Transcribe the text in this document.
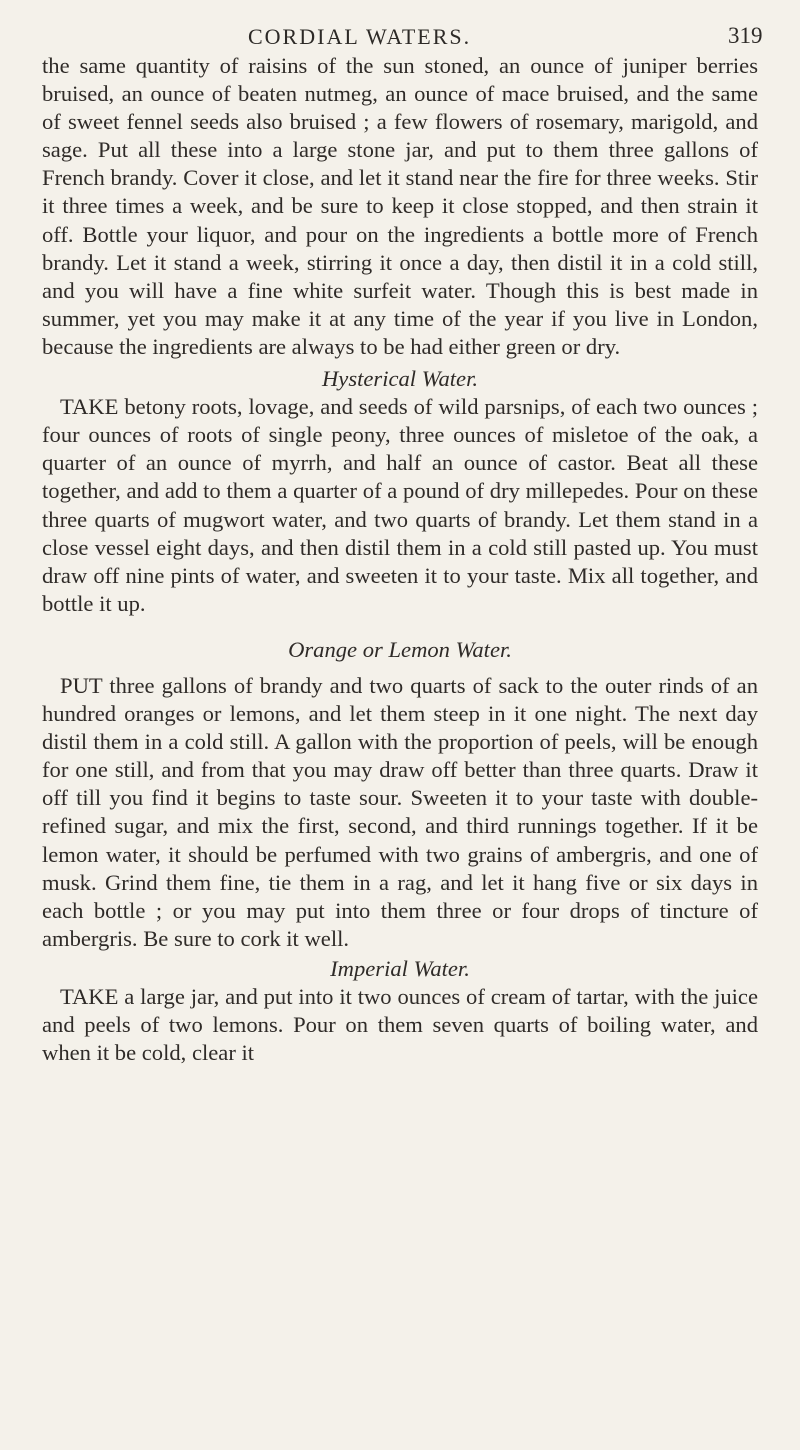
CORDIAL WATERS.	319

the same quantity of raisins of the sun stoned, an ounce of juniper berries bruised, an ounce of beaten nutmeg, an ounce of mace bruised, and the same of sweet fennel seeds also bruised ; a few flowers of rosemary, marigold, and sage. Put all these into a large stone jar, and put to them three gallons of French brandy. Cover it close, and let it stand near the fire for three weeks. Stir it three times a week, and be sure to keep it close stopped, and then strain it off. Bottle your liquor, and pour on the ingredients a bottle more of French brandy. Let it stand a week, stirring it once a day, then distil it in a cold still, and you will have a fine white surfeit water. Though this is best made in summer, yet you may make it at any time of the year if you live in London, because the ingredients are always to be had either green or dry.

Hysterical Water.

TAKE betony roots, lovage, and seeds of wild parsnips, of each two ounces ; four ounces of roots of single peony, three ounces of misletoe of the oak, a quarter of an ounce of myrrh, and half an ounce of castor. Beat all these together, and add to them a quarter of a pound of dry millepedes. Pour on these three quarts of mugwort water, and two quarts of brandy. Let them stand in a close vessel eight days, and then distil them in a cold still pasted up. You must draw off nine pints of water, and sweeten it to your taste. Mix all together, and bottle it up.

Orange or Lemon Water.

PUT three gallons of brandy and two quarts of sack to the outer rinds of an hundred oranges or lemons, and let them steep in it one night. The next day distil them in a cold still. A gallon with the proportion of peels, will be enough for one still, and from that you may draw off better than three quarts. Draw it off till you find it begins to taste sour. Sweeten it to your taste with double-refined sugar, and mix the first, second, and third runnings together. If it be lemon water, it should be perfumed with two grains of ambergris, and one of musk. Grind them fine, tie them in a rag, and let it hang five or six days in each bottle ; or you may put into them three or four drops of tincture of ambergris. Be sure to cork it well.

Imperial Water.

TAKE a large jar, and put into it two ounces of cream of tartar, with the juice and peels of two lemons. Pour on them seven quarts of boiling water, and when it be cold, clear it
◇ ◇ ◇ ◇ ◇ ◇ ◇
• [Required work]
Write out all the entries again, word for word, and print no images.

• [Output of the exercise]
Transcribe the text in this document.
CORDIAL WATERS.	319

the same quantity of raisins of the sun stoned, an ounce of juniper berries bruised, an ounce of beaten nutmeg, an ounce of mace bruised, and the same of sweet fennel seeds also bruised ; a few flowers of rosemary, marigold, and sage. Put all these into a large stone jar, and put to them three gallons of French brandy. Cover it close, and let it stand near the fire for three weeks. Stir it three times a week, and be sure to keep it close stopped, and then strain it off. Bottle your liquor, and pour on the ingredients a bottle more of French brandy. Let it stand a week, stirring it once a day, then distil it in a cold still, and you will have a fine white surfeit water. Though this is best made in summer, yet you may make it at any time of the year if you live in London, because the ingredients are always to be had either green or dry.

Hysterical Water.

TAKE betony roots, lovage, and seeds of wild parsnips, of each two ounces ; four ounces of roots of single peony, three ounces of misletoe of the oak, a quarter of an ounce of myrrh, and half an ounce of castor. Beat all these together, and add to them a quarter of a pound of dry millepedes. Pour on these three quarts of mugwort water, and two quarts of brandy. Let them stand in a close vessel eight days, and then distil them in a cold still pasted up. You must draw off nine pints of water, and sweeten it to your taste. Mix all together, and bottle it up.

Orange or Lemon Water.

PUT three gallons of brandy and two quarts of sack to the outer rinds of an hundred oranges or lemons, and let them steep in it one night. The next day distil them in a cold still. A gallon with the proportion of peels, will be enough for one still, and from that you may draw off better than three quarts. Draw it off till you find it begins to taste sour. Sweeten it to your taste with double-refined sugar, and mix the first, second, and third runnings together. If it be lemon water, it should be perfumed with two grains of ambergris, and one of musk. Grind them fine, tie them in a rag, and let it hang five or six days in each bottle ; or you may put into them three or four drops of tincture of ambergris. Be sure to cork it well.

Imperial Water.

TAKE a large jar, and put into it two ounces of cream of tartar, with the juice and peels of two lemons. Pour on them seven quarts of boiling water, and when it be cold, clear it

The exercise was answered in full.